_Input records:_
+++

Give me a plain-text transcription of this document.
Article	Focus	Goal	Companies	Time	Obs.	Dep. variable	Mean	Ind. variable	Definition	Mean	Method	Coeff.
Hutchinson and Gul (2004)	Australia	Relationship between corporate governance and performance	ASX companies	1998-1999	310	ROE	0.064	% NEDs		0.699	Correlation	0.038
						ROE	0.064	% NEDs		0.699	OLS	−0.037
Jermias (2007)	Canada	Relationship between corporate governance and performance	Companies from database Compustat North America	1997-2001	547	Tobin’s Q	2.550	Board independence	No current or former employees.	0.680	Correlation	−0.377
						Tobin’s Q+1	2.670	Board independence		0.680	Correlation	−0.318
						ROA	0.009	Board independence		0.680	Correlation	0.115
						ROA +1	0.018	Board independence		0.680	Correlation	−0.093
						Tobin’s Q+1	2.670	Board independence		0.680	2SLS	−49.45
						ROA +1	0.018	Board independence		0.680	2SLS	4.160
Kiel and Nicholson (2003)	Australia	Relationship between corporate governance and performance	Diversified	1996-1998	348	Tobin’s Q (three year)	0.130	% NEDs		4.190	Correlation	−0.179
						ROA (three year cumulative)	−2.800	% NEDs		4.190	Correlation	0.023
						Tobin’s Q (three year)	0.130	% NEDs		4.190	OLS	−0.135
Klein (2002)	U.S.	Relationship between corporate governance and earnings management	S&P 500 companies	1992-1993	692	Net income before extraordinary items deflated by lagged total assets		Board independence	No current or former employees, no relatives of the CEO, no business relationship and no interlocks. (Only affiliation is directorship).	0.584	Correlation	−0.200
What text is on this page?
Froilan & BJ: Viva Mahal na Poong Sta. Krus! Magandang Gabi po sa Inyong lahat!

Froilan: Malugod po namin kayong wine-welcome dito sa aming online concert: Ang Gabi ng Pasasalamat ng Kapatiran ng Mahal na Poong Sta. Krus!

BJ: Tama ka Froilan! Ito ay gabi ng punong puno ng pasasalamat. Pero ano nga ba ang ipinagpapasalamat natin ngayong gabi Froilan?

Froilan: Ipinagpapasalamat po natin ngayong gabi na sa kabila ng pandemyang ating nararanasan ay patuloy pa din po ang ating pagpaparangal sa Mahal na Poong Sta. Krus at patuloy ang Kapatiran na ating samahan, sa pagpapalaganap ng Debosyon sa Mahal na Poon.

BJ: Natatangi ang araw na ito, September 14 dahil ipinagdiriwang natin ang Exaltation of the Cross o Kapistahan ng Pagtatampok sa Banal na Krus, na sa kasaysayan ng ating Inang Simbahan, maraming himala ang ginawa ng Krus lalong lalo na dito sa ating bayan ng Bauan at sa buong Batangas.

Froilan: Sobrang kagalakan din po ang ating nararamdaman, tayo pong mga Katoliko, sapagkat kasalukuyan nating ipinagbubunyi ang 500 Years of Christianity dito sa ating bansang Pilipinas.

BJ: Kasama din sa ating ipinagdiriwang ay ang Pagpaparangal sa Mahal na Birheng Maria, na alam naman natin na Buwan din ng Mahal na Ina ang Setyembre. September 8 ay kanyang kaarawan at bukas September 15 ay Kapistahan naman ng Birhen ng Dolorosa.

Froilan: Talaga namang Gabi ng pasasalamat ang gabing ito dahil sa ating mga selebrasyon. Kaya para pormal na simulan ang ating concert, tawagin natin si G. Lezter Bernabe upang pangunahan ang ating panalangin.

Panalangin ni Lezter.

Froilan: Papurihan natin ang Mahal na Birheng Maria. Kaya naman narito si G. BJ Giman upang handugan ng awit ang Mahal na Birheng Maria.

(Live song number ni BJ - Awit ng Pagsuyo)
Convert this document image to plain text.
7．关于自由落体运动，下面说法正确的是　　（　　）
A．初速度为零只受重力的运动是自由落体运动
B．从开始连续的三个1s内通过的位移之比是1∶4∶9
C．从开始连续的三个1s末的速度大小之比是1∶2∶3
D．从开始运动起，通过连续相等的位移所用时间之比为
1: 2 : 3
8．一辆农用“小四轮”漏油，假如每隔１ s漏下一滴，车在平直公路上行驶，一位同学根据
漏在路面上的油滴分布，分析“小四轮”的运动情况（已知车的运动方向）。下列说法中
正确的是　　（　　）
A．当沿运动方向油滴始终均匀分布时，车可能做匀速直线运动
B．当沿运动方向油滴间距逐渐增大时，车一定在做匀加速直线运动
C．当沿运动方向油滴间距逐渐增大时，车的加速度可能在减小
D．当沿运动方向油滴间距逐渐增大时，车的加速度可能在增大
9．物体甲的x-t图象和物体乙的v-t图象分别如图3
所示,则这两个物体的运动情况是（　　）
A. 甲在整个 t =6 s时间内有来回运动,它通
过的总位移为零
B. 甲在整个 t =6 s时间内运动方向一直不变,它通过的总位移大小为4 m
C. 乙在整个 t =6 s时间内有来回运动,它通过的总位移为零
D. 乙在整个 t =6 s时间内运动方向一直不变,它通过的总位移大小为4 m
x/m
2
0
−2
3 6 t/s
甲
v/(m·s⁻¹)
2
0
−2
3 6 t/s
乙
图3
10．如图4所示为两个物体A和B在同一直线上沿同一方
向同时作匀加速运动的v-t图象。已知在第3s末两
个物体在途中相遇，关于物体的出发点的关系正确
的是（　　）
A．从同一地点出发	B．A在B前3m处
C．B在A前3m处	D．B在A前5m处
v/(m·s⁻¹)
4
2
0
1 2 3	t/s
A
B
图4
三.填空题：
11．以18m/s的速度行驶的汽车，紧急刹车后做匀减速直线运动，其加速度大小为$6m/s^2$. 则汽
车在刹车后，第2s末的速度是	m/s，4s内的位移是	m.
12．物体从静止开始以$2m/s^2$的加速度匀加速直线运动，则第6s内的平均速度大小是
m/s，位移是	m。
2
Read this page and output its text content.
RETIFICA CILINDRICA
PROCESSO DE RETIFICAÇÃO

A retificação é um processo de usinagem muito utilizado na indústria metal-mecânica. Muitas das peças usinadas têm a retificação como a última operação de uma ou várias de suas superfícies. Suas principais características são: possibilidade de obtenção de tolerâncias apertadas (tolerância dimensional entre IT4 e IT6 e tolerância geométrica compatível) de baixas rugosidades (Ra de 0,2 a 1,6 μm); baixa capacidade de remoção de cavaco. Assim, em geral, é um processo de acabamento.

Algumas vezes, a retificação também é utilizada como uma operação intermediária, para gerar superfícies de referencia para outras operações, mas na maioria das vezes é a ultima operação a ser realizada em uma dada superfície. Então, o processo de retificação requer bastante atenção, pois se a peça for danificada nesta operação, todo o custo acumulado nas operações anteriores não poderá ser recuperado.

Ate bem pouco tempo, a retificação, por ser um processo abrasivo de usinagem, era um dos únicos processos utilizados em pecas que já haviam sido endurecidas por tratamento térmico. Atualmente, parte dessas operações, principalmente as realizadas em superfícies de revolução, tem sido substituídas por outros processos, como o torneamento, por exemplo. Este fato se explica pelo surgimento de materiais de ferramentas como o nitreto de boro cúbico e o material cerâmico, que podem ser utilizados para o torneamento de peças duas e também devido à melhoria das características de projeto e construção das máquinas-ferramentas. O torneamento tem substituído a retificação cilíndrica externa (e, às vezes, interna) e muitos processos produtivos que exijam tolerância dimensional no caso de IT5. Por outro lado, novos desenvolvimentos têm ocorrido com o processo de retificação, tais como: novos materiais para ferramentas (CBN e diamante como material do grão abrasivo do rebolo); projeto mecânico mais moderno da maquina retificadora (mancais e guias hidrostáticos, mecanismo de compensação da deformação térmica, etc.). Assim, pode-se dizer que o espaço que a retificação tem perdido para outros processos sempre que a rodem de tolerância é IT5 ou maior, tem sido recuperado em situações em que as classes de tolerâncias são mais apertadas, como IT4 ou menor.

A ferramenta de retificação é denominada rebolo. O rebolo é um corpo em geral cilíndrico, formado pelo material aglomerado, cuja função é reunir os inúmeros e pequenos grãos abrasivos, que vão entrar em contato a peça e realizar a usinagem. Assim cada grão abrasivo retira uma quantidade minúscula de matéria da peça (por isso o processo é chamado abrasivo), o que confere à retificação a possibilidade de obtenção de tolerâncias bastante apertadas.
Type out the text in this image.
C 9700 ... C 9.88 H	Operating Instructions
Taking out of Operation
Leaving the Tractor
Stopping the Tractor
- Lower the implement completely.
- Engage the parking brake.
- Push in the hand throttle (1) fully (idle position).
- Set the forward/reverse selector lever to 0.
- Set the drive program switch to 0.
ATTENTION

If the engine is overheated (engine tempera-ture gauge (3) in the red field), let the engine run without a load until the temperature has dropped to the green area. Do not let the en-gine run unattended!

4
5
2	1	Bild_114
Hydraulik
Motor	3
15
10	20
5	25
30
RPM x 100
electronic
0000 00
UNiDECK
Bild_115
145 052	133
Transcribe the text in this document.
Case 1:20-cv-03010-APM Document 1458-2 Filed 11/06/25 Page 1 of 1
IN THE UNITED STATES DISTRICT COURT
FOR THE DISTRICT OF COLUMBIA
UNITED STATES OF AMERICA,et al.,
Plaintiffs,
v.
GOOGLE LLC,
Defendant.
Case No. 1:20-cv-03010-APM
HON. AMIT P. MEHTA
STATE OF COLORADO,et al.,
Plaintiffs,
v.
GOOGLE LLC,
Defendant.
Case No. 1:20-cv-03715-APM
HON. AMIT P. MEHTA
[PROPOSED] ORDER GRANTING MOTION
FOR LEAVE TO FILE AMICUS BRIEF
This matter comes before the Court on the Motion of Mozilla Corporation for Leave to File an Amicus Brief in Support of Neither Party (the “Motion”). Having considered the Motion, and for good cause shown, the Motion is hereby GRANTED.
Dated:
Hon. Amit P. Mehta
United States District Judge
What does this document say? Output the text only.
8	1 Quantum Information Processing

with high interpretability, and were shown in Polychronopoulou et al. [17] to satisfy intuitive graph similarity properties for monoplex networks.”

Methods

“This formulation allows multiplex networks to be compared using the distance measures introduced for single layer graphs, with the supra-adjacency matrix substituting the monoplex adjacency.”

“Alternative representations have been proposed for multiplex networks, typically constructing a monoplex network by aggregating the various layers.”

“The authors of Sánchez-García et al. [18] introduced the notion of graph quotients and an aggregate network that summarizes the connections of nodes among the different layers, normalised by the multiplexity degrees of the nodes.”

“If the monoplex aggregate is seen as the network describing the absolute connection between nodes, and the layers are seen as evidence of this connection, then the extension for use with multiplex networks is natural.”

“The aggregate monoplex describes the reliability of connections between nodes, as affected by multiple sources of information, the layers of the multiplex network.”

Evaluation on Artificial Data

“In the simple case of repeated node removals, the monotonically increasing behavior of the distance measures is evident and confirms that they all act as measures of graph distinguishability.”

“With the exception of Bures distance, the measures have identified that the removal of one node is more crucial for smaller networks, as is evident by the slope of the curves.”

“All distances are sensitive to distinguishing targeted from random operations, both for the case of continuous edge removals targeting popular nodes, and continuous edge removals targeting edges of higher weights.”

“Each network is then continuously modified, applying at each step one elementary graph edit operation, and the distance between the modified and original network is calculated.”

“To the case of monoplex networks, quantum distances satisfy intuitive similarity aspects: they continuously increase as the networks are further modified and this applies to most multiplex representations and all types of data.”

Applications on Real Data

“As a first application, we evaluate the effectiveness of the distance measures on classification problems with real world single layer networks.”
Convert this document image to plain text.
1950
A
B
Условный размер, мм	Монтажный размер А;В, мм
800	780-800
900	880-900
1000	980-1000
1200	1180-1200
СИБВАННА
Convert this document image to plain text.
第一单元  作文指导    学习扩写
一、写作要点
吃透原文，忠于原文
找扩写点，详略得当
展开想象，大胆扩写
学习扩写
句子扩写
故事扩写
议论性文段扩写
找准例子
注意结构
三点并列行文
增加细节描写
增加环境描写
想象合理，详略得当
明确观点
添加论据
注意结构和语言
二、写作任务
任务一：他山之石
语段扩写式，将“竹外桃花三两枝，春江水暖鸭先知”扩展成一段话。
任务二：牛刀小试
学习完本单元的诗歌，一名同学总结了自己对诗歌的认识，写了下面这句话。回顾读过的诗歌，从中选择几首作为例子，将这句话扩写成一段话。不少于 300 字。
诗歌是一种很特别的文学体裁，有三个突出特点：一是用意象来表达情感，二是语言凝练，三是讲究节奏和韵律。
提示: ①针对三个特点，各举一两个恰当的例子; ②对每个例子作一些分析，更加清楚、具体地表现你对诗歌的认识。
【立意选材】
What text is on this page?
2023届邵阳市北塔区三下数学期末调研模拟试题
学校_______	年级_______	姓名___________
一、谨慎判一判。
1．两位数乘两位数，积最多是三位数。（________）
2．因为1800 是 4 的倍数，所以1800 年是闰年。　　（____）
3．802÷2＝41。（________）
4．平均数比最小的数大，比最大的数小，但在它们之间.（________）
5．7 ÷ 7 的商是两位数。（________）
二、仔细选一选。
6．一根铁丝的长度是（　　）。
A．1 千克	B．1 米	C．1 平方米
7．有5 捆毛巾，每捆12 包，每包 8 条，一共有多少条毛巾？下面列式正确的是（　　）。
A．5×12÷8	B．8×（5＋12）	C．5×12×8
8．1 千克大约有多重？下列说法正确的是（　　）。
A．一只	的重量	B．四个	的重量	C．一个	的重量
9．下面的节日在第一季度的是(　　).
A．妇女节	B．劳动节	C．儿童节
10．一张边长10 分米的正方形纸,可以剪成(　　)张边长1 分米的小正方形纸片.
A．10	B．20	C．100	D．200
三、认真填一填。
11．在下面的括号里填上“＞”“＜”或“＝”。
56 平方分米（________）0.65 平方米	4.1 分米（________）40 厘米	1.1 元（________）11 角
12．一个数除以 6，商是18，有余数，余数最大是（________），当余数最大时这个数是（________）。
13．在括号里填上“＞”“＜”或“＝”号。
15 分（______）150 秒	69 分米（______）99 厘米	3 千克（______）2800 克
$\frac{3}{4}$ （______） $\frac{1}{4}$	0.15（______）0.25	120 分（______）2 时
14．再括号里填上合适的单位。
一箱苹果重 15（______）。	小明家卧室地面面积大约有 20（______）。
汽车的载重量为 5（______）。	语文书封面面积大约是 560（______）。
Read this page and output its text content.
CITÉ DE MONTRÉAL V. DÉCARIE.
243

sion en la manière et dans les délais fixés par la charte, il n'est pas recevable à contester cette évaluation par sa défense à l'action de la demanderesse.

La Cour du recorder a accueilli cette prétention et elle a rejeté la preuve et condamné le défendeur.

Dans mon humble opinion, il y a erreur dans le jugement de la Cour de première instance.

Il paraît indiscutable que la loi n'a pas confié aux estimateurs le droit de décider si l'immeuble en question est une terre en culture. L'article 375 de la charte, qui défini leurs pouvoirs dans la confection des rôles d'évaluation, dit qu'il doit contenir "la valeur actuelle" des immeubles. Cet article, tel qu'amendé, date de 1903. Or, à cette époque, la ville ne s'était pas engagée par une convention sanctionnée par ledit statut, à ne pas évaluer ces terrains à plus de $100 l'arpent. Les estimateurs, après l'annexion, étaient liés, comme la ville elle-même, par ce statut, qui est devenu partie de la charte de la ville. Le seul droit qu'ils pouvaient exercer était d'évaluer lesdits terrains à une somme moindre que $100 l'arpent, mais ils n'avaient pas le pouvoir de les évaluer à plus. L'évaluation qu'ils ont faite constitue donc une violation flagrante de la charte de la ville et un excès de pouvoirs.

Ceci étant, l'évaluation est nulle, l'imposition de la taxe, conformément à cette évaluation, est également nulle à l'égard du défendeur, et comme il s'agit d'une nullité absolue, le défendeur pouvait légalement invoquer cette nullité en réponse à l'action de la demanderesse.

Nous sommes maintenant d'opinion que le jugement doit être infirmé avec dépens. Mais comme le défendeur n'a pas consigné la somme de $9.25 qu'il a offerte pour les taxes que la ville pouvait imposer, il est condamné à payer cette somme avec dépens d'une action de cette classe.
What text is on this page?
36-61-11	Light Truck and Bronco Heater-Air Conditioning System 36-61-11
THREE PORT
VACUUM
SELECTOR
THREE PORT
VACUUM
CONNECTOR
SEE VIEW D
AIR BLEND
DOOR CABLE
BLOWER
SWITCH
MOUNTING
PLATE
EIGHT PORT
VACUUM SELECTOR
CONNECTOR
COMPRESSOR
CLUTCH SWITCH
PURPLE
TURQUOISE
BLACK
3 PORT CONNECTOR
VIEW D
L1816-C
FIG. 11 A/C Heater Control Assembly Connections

+++

_Exercise requirements:_
Only the number is wanted: how many lines above include the word "September"?

_Response to this exercise:_
2